START INPUT
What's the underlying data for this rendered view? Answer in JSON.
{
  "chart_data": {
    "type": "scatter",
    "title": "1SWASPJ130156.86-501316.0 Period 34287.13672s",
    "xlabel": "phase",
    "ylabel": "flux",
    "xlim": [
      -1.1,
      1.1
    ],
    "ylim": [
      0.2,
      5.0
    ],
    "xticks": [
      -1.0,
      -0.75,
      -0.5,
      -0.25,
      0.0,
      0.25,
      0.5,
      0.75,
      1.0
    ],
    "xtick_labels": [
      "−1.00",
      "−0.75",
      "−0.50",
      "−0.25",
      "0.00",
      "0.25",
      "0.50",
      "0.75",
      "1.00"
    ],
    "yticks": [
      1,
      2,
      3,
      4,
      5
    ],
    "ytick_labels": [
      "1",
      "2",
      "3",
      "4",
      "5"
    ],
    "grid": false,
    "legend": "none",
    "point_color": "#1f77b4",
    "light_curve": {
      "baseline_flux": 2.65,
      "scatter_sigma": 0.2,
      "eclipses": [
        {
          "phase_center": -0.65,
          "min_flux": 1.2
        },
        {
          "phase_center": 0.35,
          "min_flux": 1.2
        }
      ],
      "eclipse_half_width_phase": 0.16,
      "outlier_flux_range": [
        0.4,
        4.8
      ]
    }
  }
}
END INPUT
REQUIREMENT
Write out the material exactly as given.

TASK RESPONSE
What's the underlying data for this rendered view? Answer in JSON.
{
  "chart_data": {
    "type": "scatter",
    "title": "1SWASPJ130156.86-501316.0 Period 34287.13672s",
    "xlabel": "phase",
    "ylabel": "flux",
    "xlim": [
      -1.1,
      1.1
    ],
    "ylim": [
      0.2,
      5.0
    ],
    "xticks": [
      -1.0,
      -0.75,
      -0.5,
      -0.25,
      0.0,
      0.25,
      0.5,
      0.75,
      1.0
    ],
    "xtick_labels": [
      "−1.00",
      "−0.75",
      "−0.50",
      "−0.25",
      "0.00",
      "0.25",
      "0.50",
      "0.75",
      "1.00"
    ],
    "yticks": [
      1,
      2,
      3,
      4,
      5
    ],
    "ytick_labels": [
      "1",
      "2",
      "3",
      "4",
      "5"
    ],
    "grid": false,
    "legend": "none",
    "point_color": "#1f77b4",
    "light_curve": {
      "baseline_flux": 2.65,
      "scatter_sigma": 0.2,
      "eclipses": [
        {
          "phase_center": -0.65,
          "min_flux": 1.2
        },
        {
          "phase_center": 0.35,
          "min_flux": 1.2
        }
      ],
      "eclipse_half_width_phase": 0.16,
      "outlier_flux_range": [
        0.4,
        4.8
      ]
    }
  }
}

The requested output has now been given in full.